- Problem to solve -
Lines holding the string "DoctorName" are the ones to copy; find them all in the data.

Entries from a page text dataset
-=-=-
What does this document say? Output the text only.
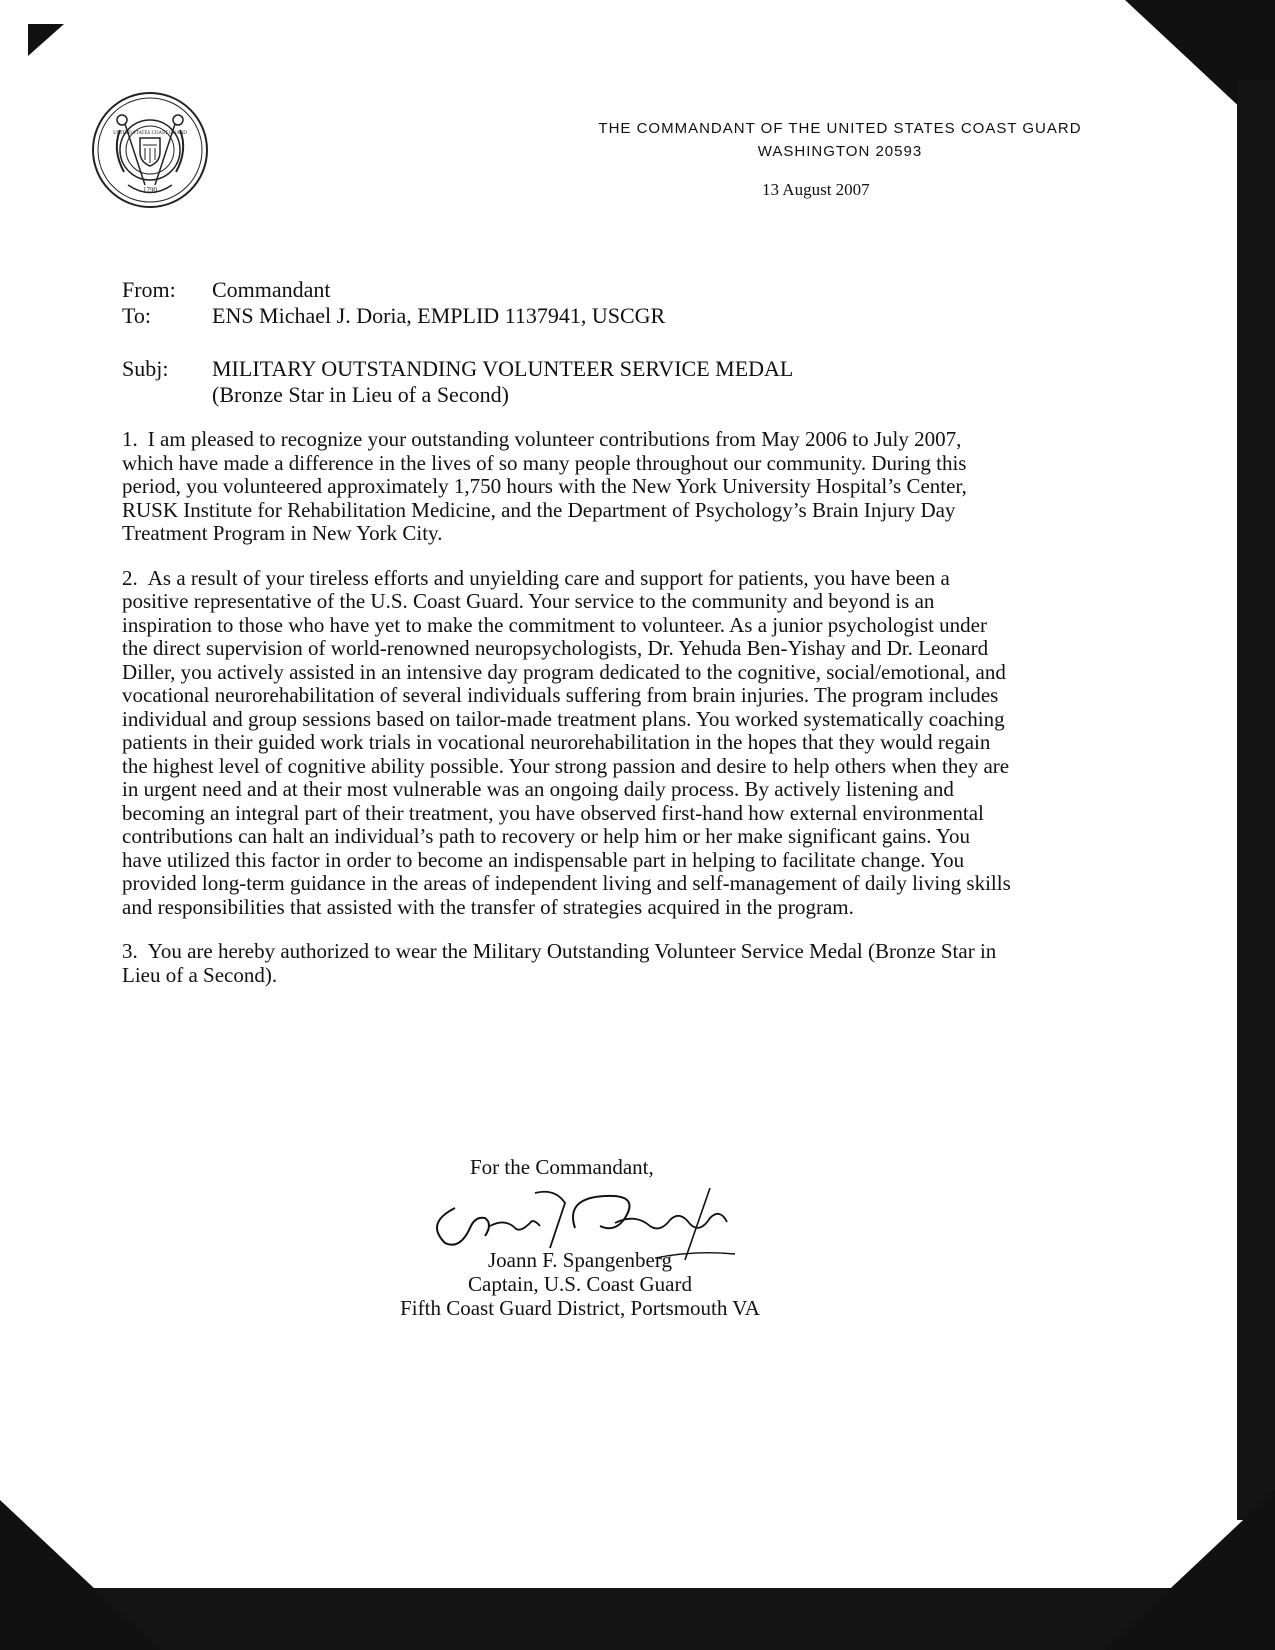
1790
UNITED STATES COAST GUARD	THE COMMANDANT OF THE UNITED STATES COAST GUARD
WASHINGTON 20593
13 August 2007
From:	Commandant
To:	ENS Michael J. Doria, EMPLID 1137941, USCGR
Subj:	MILITARY OUTSTANDING VOLUNTEER SERVICE MEDAL
(Bronze Star in Lieu of a Second)

1. I am pleased to recognize your outstanding volunteer contributions from May 2006 to July 2007, which have made a difference in the lives of so many people throughout our community. During this period, you volunteered approximately 1,750 hours with the New York University Hospital’s Center, RUSK Institute for Rehabilitation Medicine, and the Department of Psychology’s Brain Injury Day Treatment Program in New York City.

2. As a result of your tireless efforts and unyielding care and support for patients, you have been a positive representative of the U.S. Coast Guard. Your service to the community and beyond is an inspiration to those who have yet to make the commitment to volunteer. As a junior psychologist under the direct supervision of world-renowned neuropsychologists, Dr. Yehuda Ben-Yishay and Dr. Leonard Diller, you actively assisted in an intensive day program dedicated to the cognitive, social/emotional, and vocational neurorehabilitation of several individuals suffering from brain injuries. The program includes individual and group sessions based on tailor-made treatment plans. You worked systematically coaching patients in their guided work trials in vocational neurorehabilitation in the hopes that they would regain the highest level of cognitive ability possible. Your strong passion and desire to help others when they are in urgent need and at their most vulnerable was an ongoing daily process. By actively listening and becoming an integral part of their treatment, you have observed first-hand how external environmental contributions can halt an individual’s path to recovery or help him or her make significant gains. You have utilized this factor in order to become an indispensable part in helping to facilitate change. You provided long-term guidance in the areas of independent living and self-management of daily living skills and responsibilities that assisted with the transfer of strategies acquired in the program.

3. You are hereby authorized to wear the Military Outstanding Volunteer Service Medal (Bronze Star in Lieu of a Second).

For the Commandant,
Joann F. Spangenberg
Captain, U.S. Coast Guard
Fifth Coast Guard District, Portsmouth VA
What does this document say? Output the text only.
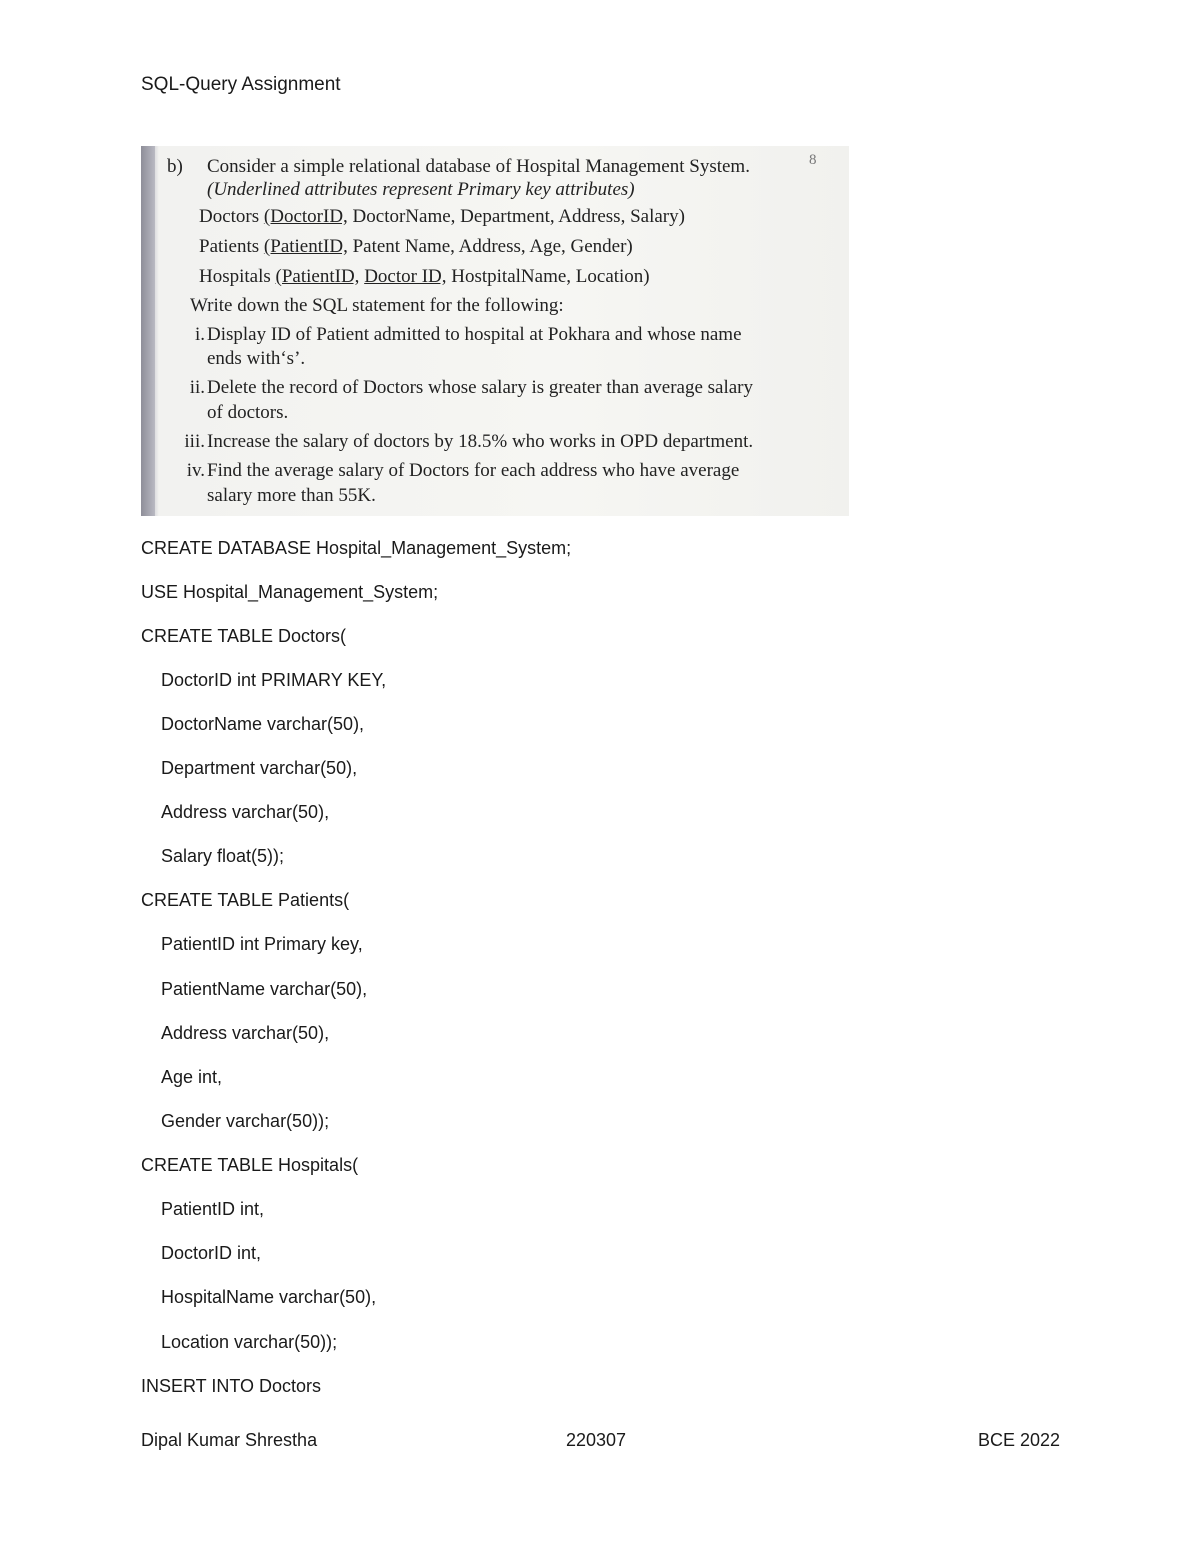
SQL-Query Assignment
b) Consider a simple relational database of Hospital Management System.	8
(Underlined attributes represent Primary key attributes)
Doctors (DoctorID, DoctorName, Department, Address, Salary)
Patients (PatientID, Patent Name, Address, Age, Gender)
Hospitals (PatientID, Doctor ID, HostpitalName, Location)
Write down the SQL statement for the following:
i. Display ID of Patient admitted to hospital at Pokhara and whose name
ends with‘s’.
ii. Delete the record of Doctors whose salary is greater than average salary
of doctors.
iii. Increase the salary of doctors by 18.5% who works in OPD department.
iv. Find the average salary of Doctors for each address who have average
salary more than 55K.
CREATE DATABASE Hospital_Management_System;
USE Hospital_Management_System;
CREATE TABLE Doctors(
DoctorID int PRIMARY KEY,
DoctorName varchar(50),
Department varchar(50),
Address varchar(50),
Salary float(5));
CREATE TABLE Patients(
PatientID int Primary key,
PatientName varchar(50),
Address varchar(50),
Age int,
Gender varchar(50));
CREATE TABLE Hospitals(
PatientID int,
DoctorID int,
HospitalName varchar(50),
Location varchar(50));
INSERT INTO Doctors
Dipal Kumar Shrestha	220307	BCE 2022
-=-=-
- Result of the task -
Doctors (DoctorID, DoctorName, Department, Address, Salary)
DoctorName varchar(50),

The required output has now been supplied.